• [Source document]:
The Great Recession onset was an exception — both Chapter 11 filings (i.e., reorganization to stay in business and repay creditors) and Chapter 7’s (i.e., liquidation with asset sales to pay creditors) rose sharply. As the 2010s expansion matured, business filings fell on-trend. The COVID-19 shock generated divergent paths – Chapter 11s rose (orange line) and Chapter 7s fell (green line). The economy was backstopped but credit issues weren’t completely avoided. Post-pandemic, per Bloomberg, both have risen steadily through 2024’s second quarter.
Paywalled Epiq data tally U.S. bankruptcy on a monthly basis. Last Friday’s release showed Chapter 11 commercial bankruptcies skipped higher in 2024’s first nine months — the cumulative 6,067 Chapter 11s through September represented a 36% increase over the 4,561 filed during the same period in 2023. Vice President Michael Hunter sees no end in sight: “As we close out the third quarter in 2024, we continue to see a steady increase in both individual and commercial filings this year to date. The recent Fed rate cut…spurred by slowing job gains and an increase in the unemployment rate leads me to believe the steady increase in those seeking bankruptcy protection will continue through 2024 and into 2025.”
Data on labor underutilization provide a macroeconomic cross-check. Since bottoming in 2022’s fourth quarter, the U-6 underemployment rate, which sums the unemployed and marginally attached to the labor force with those working part-time for economic reasons, has risen alongside the uptick in Chapter 11s and 7s (purple line). The third quarter jump to 7.8% from the second quarter’s 7.4% was a significant leap that underlines a household income shock. While it doesn’t appear overly alarming, underemployment’s four-tenth advance was the largest of the current cycle. Parallel first instances in previous cycles occurred in 2001’s and 2008’s respective first quarters.

• [Tasks to carry out]:
(A) According to the text on bankruptcy filings, how many Chapter 11 commercial bankruptcies were filed in the U.S. through September 2024?
(B) Can you summarize the text on bankruptcy filings in two sentences?
(C) Return the part of the text on bankruptcy filings that begins at the words "Data on labor" and stops after "respective first quarters.".

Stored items
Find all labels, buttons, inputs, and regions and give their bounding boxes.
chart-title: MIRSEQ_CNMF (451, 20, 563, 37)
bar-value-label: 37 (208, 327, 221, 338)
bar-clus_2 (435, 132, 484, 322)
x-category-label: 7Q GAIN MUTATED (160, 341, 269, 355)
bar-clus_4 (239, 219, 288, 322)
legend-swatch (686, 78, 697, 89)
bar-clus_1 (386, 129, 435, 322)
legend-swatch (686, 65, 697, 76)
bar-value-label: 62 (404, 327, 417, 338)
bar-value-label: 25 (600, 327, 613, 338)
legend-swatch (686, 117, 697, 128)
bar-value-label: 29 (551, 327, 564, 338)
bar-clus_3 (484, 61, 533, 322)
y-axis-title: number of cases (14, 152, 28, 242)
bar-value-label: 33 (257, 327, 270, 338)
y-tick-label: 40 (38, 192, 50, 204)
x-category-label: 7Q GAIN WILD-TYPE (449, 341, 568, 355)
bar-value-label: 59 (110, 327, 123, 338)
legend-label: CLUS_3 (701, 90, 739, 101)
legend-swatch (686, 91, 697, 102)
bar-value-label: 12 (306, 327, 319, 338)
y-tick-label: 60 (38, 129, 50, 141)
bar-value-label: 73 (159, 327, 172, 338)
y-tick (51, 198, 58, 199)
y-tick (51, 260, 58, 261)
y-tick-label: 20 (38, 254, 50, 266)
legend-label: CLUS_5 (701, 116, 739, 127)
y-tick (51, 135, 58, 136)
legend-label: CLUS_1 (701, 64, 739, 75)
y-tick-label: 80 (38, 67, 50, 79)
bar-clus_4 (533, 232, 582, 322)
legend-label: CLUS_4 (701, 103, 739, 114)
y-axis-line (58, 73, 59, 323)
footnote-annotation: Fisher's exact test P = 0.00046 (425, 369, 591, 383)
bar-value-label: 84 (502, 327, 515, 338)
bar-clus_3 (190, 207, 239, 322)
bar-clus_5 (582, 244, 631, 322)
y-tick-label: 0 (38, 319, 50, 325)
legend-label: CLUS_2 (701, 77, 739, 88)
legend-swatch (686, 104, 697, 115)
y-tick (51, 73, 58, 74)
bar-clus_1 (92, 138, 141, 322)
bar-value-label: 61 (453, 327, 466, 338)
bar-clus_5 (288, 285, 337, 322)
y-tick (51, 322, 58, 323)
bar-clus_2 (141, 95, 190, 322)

• [Answers to the exercises]:
(A) 6,067

(B) U.S. Chapter 11 and Chapter 7 bankruptcy filings have risen steadily since the pandemic, and Chapter 11 commercial filings through September 2024 were 36% higher than in the same period of 2023, a rise Epiq's Michael Hunter expects to continue into 2025. The U-6 underemployment rate has climbed alongside these filings, jumping from 7.4% to 7.8% in the third quarter, its largest advance of the current cycle.

(C)
Data on labor underutilization provide a macroeconomic cross-check. Since bottoming in 2022’s fourth quarter, the U-6 underemployment rate, which sums the unemployed and marginally attached to the labor force with those working part-time for economic reasons, has risen alongside the uptick in Chapter 11s and 7s (purple line). The third quarter jump to 7.8% from the second quarter’s 7.4% was a significant leap that underlines a household income shock. While it doesn’t appear overly alarming, underemployment’s four-tenth advance was the largest of the current cycle. Parallel first instances in previous cycles occurred in 2001’s and 2008’s respective first quarters.